___ Recorded data
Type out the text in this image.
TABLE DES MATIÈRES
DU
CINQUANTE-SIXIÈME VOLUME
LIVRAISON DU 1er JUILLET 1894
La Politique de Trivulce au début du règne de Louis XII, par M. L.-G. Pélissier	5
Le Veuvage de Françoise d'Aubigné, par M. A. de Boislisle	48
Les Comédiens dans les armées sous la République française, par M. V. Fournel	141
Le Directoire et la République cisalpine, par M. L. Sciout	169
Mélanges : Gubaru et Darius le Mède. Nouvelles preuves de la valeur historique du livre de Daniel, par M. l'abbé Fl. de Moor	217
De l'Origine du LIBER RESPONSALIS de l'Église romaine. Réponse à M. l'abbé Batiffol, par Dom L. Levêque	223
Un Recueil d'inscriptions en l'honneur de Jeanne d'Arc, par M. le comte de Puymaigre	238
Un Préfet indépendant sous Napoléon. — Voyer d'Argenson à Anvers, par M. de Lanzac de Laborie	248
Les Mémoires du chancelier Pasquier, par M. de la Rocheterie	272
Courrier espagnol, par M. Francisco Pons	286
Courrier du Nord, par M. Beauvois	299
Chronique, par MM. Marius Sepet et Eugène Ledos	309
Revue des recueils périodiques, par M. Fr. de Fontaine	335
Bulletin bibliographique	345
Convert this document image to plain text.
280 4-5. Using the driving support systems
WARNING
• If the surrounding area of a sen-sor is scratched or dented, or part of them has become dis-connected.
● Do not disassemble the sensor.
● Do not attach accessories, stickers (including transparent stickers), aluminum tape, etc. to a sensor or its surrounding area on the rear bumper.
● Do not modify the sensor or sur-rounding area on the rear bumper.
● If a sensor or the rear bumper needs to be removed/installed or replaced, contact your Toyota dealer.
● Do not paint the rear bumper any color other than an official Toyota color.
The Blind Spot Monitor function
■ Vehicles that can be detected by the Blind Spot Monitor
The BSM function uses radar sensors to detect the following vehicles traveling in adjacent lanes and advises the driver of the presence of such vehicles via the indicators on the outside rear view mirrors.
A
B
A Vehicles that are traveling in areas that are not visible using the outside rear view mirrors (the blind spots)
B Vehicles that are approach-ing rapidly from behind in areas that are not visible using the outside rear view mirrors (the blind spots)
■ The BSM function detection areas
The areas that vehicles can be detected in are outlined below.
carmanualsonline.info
______
Direction: Take the entries above and transcribe them exactly.

Exercise output:
Type out the text in this image.
TABLE DES MATIÈRES
DU
CINQUANTE-SIXIÈME VOLUME
LIVRAISON DU 1er JUILLET 1894
La Politique de Trivulce au début du règne de Louis XII, par M. L.-G. Pélissier	5
Le Veuvage de Françoise d'Aubigné, par M. A. de Boislisle	48
Les Comédiens dans les armées sous la République française, par M. V. Fournel	141
Le Directoire et la République cisalpine, par M. L. Sciout	169
Mélanges : Gubaru et Darius le Mède. Nouvelles preuves de la valeur historique du livre de Daniel, par M. l'abbé Fl. de Moor	217
De l'Origine du LIBER RESPONSALIS de l'Église romaine. Réponse à M. l'abbé Batiffol, par Dom L. Levêque	223
Un Recueil d'inscriptions en l'honneur de Jeanne d'Arc, par M. le comte de Puymaigre	238
Un Préfet indépendant sous Napoléon. — Voyer d'Argenson à Anvers, par M. de Lanzac de Laborie	248
Les Mémoires du chancelier Pasquier, par M. de la Rocheterie	272
Courrier espagnol, par M. Francisco Pons	286
Courrier du Nord, par M. Beauvois	299
Chronique, par MM. Marius Sepet et Eugène Ledos	309
Revue des recueils périodiques, par M. Fr. de Fontaine	335
Bulletin bibliographique	345
Convert this document image to plain text.
280 4-5. Using the driving support systems
WARNING
• If the surrounding area of a sen-sor is scratched or dented, or part of them has become dis-connected.
● Do not disassemble the sensor.
● Do not attach accessories, stickers (including transparent stickers), aluminum tape, etc. to a sensor or its surrounding area on the rear bumper.
● Do not modify the sensor or sur-rounding area on the rear bumper.
● If a sensor or the rear bumper needs to be removed/installed or replaced, contact your Toyota dealer.
● Do not paint the rear bumper any color other than an official Toyota color.
The Blind Spot Monitor function
■ Vehicles that can be detected by the Blind Spot Monitor
The BSM function uses radar sensors to detect the following vehicles traveling in adjacent lanes and advises the driver of the presence of such vehicles via the indicators on the outside rear view mirrors.
A
B
A Vehicles that are traveling in areas that are not visible using the outside rear view mirrors (the blind spots)
B Vehicles that are approach-ing rapidly from behind in areas that are not visible using the outside rear view mirrors (the blind spots)
■ The BSM function detection areas
The areas that vehicles can be detected in are outlined below.
carmanualsonline.info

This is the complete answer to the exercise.